#### What is expected:
Your task is to repeat the lines below exactly, excluding any pictures they contain.

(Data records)
- - -

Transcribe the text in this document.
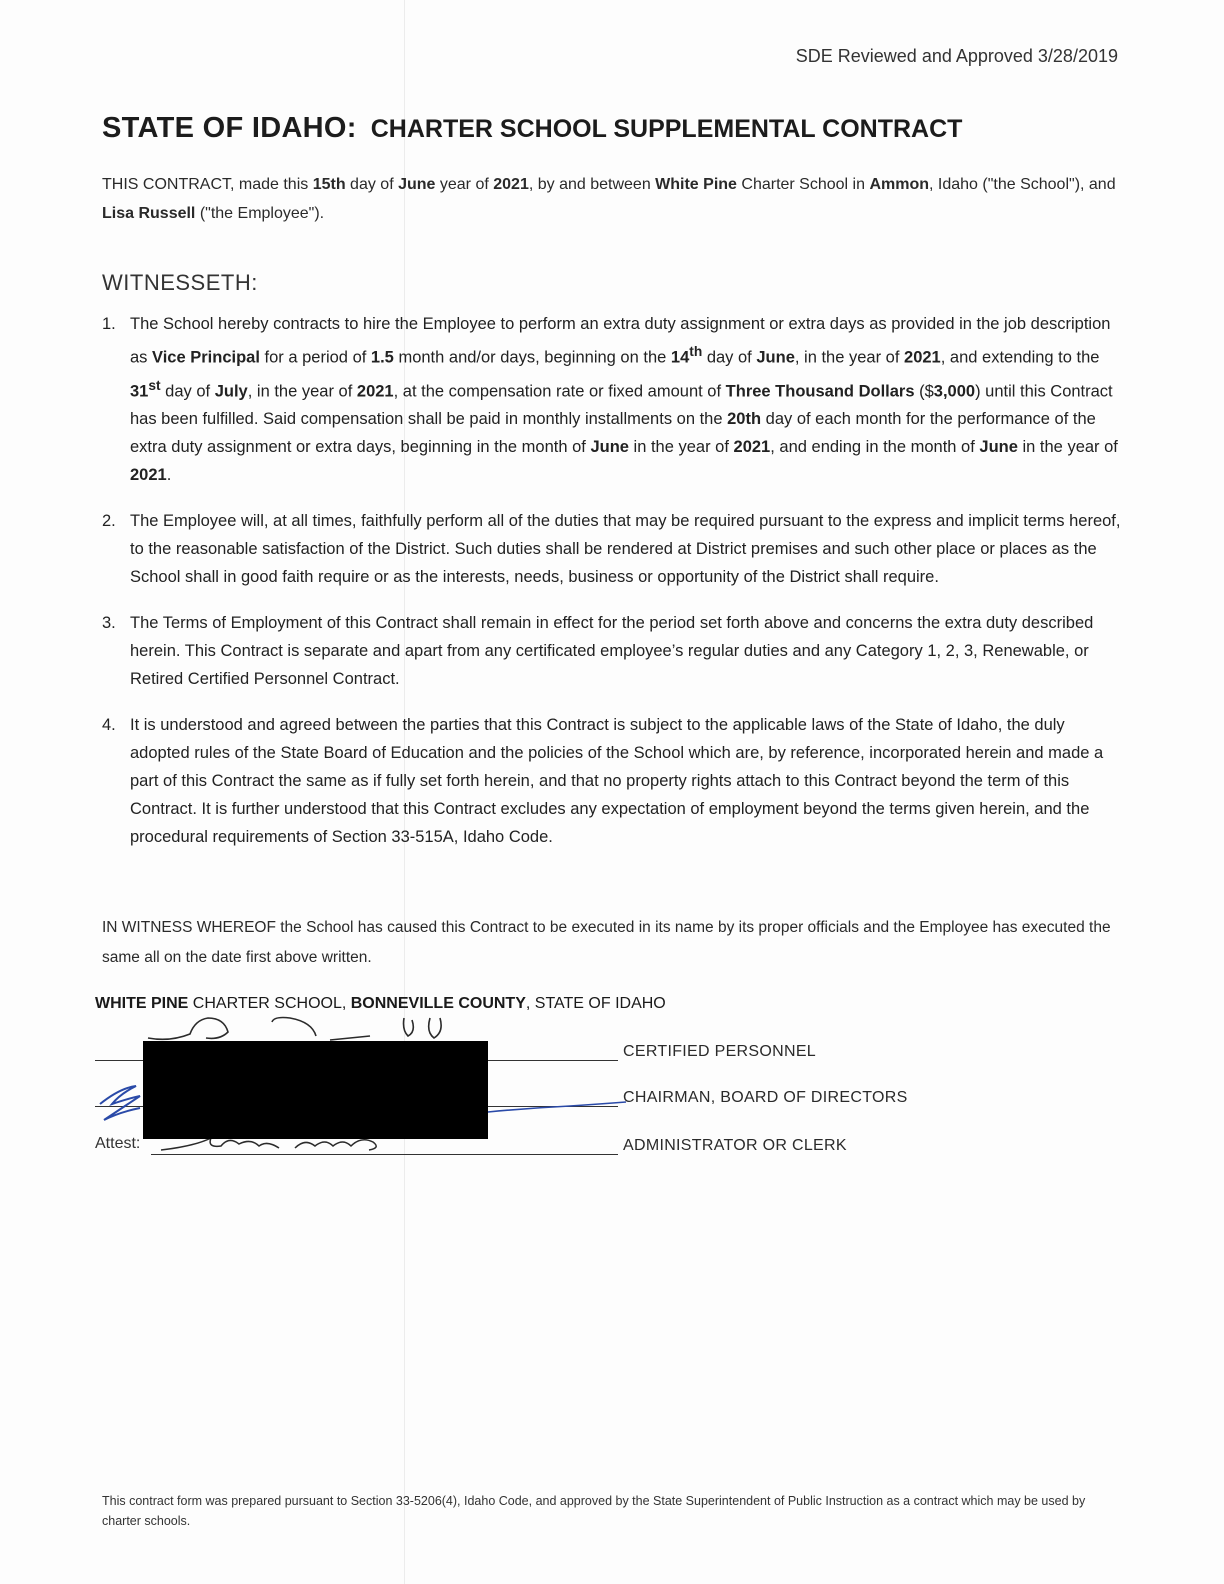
SDE Reviewed and Approved 3/28/2019
STATE OF IDAHO: CHARTER SCHOOL SUPPLEMENTAL CONTRACT
THIS CONTRACT, made this 15th day of June year of 2021, by and between White Pine Charter School in Ammon, Idaho ("the School"), and Lisa Russell ("the Employee").
WITNESSETH:
1. The School hereby contracts to hire the Employee to perform an extra duty assignment or extra days as provided in the job description as Vice Principal for a period of 1.5 month and/or days, beginning on the 14th day of June, in the year of 2021, and extending to the 31st day of July, in the year of 2021, at the compensation rate or fixed amount of Three Thousand Dollars ($3,000) until this Contract has been fulfilled. Said compensation shall be paid in monthly installments on the 20th day of each month for the performance of the extra duty assignment or extra days, beginning in the month of June in the year of 2021, and ending in the month of June in the year of 2021.
2. The Employee will, at all times, faithfully perform all of the duties that may be required pursuant to the express and implicit terms hereof, to the reasonable satisfaction of the District. Such duties shall be rendered at District premises and such other place or places as the School shall in good faith require or as the interests, needs, business or opportunity of the District shall require.
3. The Terms of Employment of this Contract shall remain in effect for the period set forth above and concerns the extra duty described herein. This Contract is separate and apart from any certificated employee’s regular duties and any Category 1, 2, 3, Renewable, or Retired Certified Personnel Contract.
4. It is understood and agreed between the parties that this Contract is subject to the applicable laws of the State of Idaho, the duly adopted rules of the State Board of Education and the policies of the School which are, by reference, incorporated herein and made a part of this Contract the same as if fully set forth herein, and that no property rights attach to this Contract beyond the term of this Contract. It is further understood that this Contract excludes any expectation of employment beyond the terms given herein, and the procedural requirements of Section 33-515A, Idaho Code.
IN WITNESS WHEREOF the School has caused this Contract to be executed in its name by its proper officials and the Employee has executed the same all on the date first above written.
WHITE PINE CHARTER SCHOOL, BONNEVILLE COUNTY, STATE OF IDAHO
CERTIFIED PERSONNEL
CHAIRMAN, BOARD OF DIRECTORS
Attest:	ADMINISTRATOR OR CLERK
This contract form was prepared pursuant to Section 33-5206(4), Idaho Code, and approved by the State Superintendent of Public Instruction as a contract which may be used by charter schools.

- - -

#### Exercise response:
Transcribe the text in this document.
SDE Reviewed and Approved 3/28/2019
STATE OF IDAHO: CHARTER SCHOOL SUPPLEMENTAL CONTRACT
THIS CONTRACT, made this 15th day of June year of 2021, by and between White Pine Charter School in Ammon, Idaho ("the School"), and Lisa Russell ("the Employee").
WITNESSETH:
1. The School hereby contracts to hire the Employee to perform an extra duty assignment or extra days as provided in the job description as Vice Principal for a period of 1.5 month and/or days, beginning on the 14th day of June, in the year of 2021, and extending to the 31st day of July, in the year of 2021, at the compensation rate or fixed amount of Three Thousand Dollars ($3,000) until this Contract has been fulfilled. Said compensation shall be paid in monthly installments on the 20th day of each month for the performance of the extra duty assignment or extra days, beginning in the month of June in the year of 2021, and ending in the month of June in the year of 2021.
2. The Employee will, at all times, faithfully perform all of the duties that may be required pursuant to the express and implicit terms hereof, to the reasonable satisfaction of the District. Such duties shall be rendered at District premises and such other place or places as the School shall in good faith require or as the interests, needs, business or opportunity of the District shall require.
3. The Terms of Employment of this Contract shall remain in effect for the period set forth above and concerns the extra duty described herein. This Contract is separate and apart from any certificated employee’s regular duties and any Category 1, 2, 3, Renewable, or Retired Certified Personnel Contract.
4. It is understood and agreed between the parties that this Contract is subject to the applicable laws of the State of Idaho, the duly adopted rules of the State Board of Education and the policies of the School which are, by reference, incorporated herein and made a part of this Contract the same as if fully set forth herein, and that no property rights attach to this Contract beyond the term of this Contract. It is further understood that this Contract excludes any expectation of employment beyond the terms given herein, and the procedural requirements of Section 33-515A, Idaho Code.
IN WITNESS WHEREOF the School has caused this Contract to be executed in its name by its proper officials and the Employee has executed the same all on the date first above written.
WHITE PINE CHARTER SCHOOL, BONNEVILLE COUNTY, STATE OF IDAHO
CERTIFIED PERSONNEL
CHAIRMAN, BOARD OF DIRECTORS
Attest:	ADMINISTRATOR OR CLERK
This contract form was prepared pursuant to Section 33-5206(4), Idaho Code, and approved by the State Superintendent of Public Instruction as a contract which may be used by charter schools.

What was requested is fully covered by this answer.